## Instruction
Search the material for the string "ffffff", then return every line where it is found.

--- start ---

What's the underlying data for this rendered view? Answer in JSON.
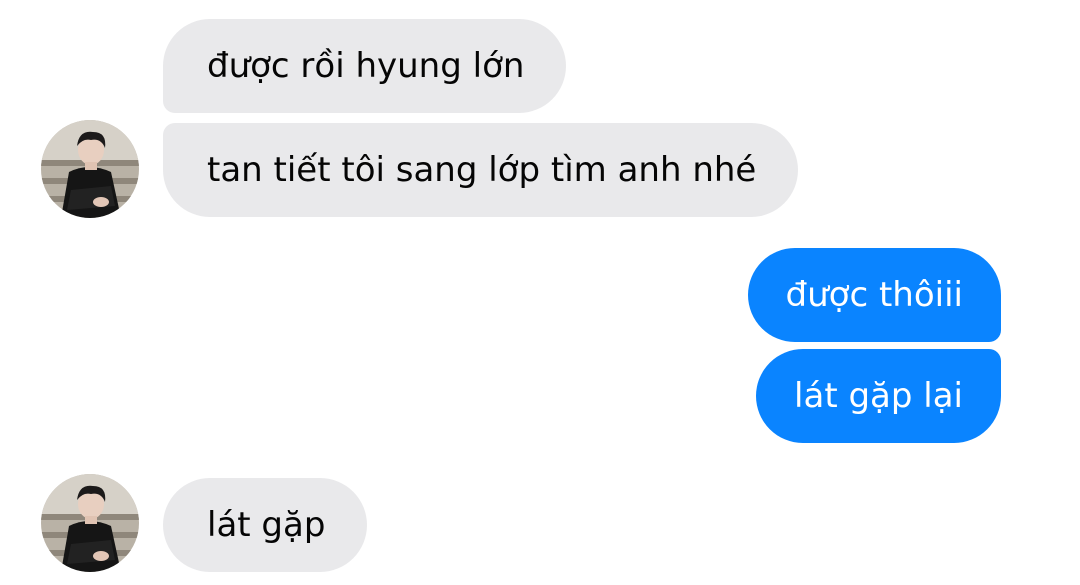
{
  "conversation": {
    "messages": [
      {
        "sender": "other",
        "text": "được rồi hyung lớn"
      },
      {
        "sender": "other",
        "text": "tan tiết tôi sang lớp tìm anh nhé"
      },
      {
        "sender": "me",
        "text": "được thôiii"
      },
      {
        "sender": "me",
        "text": "lát gặp lại"
      },
      {
        "sender": "other",
        "text": "lát gặp"
      }
    ]
  },
  "colors": {
    "incoming_bubble": "#e9e9eb",
    "outgoing_bubble": "#0a84ff",
    "incoming_text": "#050505",
    "outgoing_text": "#ffffff",
    "background": "#ffffff"
  },
  "avatar": {
    "icon": "contact-photo-avatar"
  }
}
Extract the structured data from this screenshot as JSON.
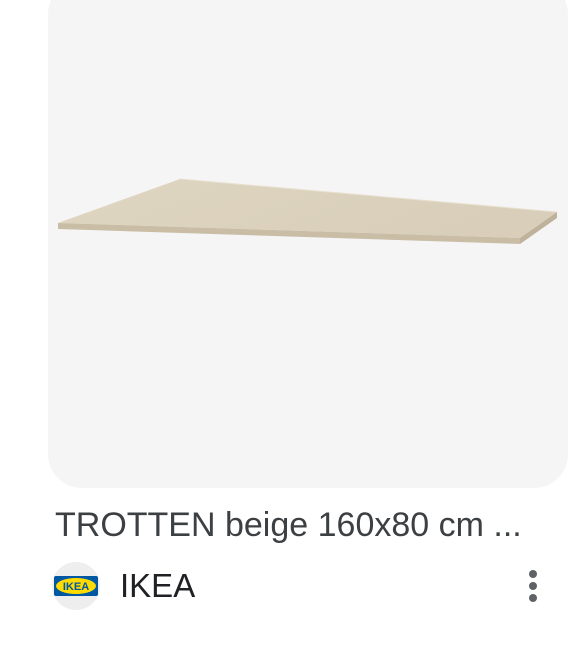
{
  "result": {
    "title": "TROTTEN beige 160x80 cm ...",
    "source": {
      "name": "IKEA",
      "favicon_text": "IKEA",
      "favicon_colors": {
        "blue": "#0058a3",
        "yellow": "#ffdb00"
      }
    },
    "menu_icon": "more-vert-icon",
    "image": {
      "subject": "beige tabletop",
      "background": "#f5f5f5",
      "top_color": "#ddd3bf",
      "edge_color": "#c9bda6"
    }
  }
}
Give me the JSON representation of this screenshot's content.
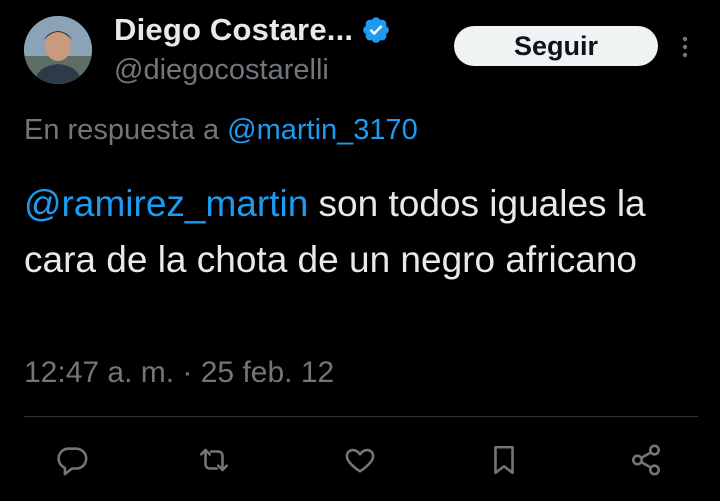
{
  "user": {
    "display_name": "Diego Costare...",
    "handle": "@diegocostarelli",
    "verified": true
  },
  "follow_button": {
    "label": "Seguir"
  },
  "reply_to": {
    "prefix": "En respuesta a ",
    "mention": "@martin_3170"
  },
  "tweet": {
    "mention": "@ramirez_martin",
    "text": " son todos iguales la cara de la chota de un negro africano",
    "timestamp": "12:47 a. m. · 25 feb. 12"
  },
  "icons": {
    "more": "more-vertical-icon",
    "reply": "reply-icon",
    "retweet": "retweet-icon",
    "like": "heart-icon",
    "bookmark": "bookmark-icon",
    "share": "share-icon",
    "verified": "verified-badge-icon"
  },
  "colors": {
    "background": "#000000",
    "text": "#e7e9ea",
    "secondary": "#71767b",
    "accent": "#1d9bf0",
    "divider": "#2f3336"
  }
}
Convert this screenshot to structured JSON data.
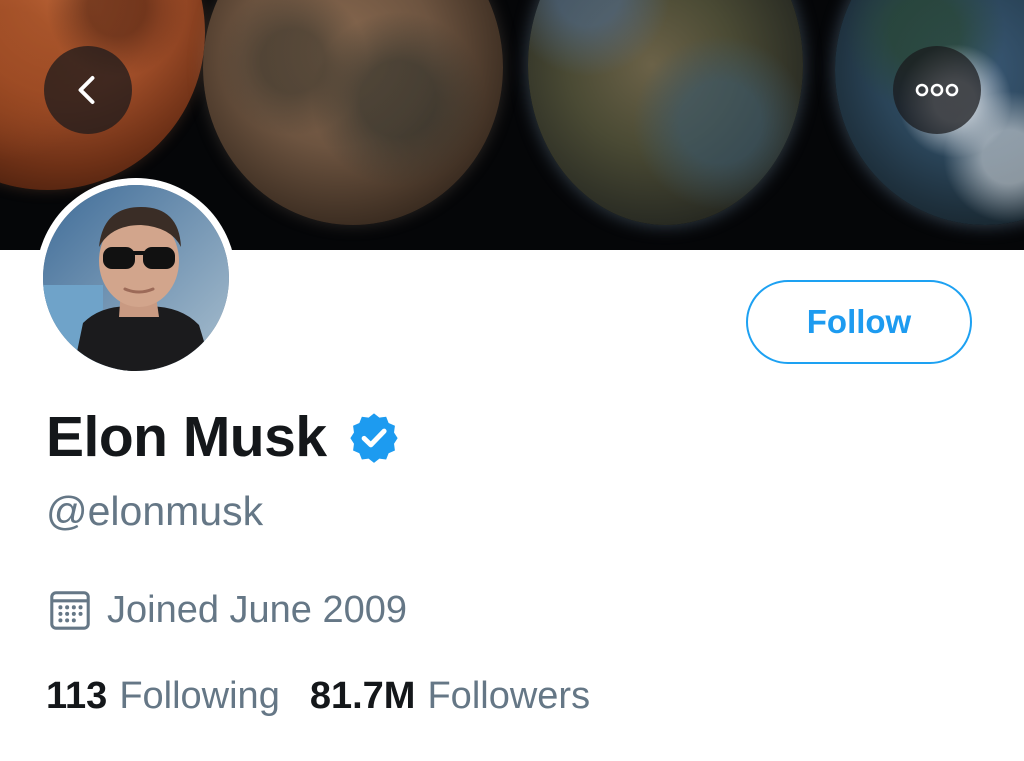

--- end ---

## Exercise answer
    "outgoing_text": "#ffffff",
    "background": "#ffffff"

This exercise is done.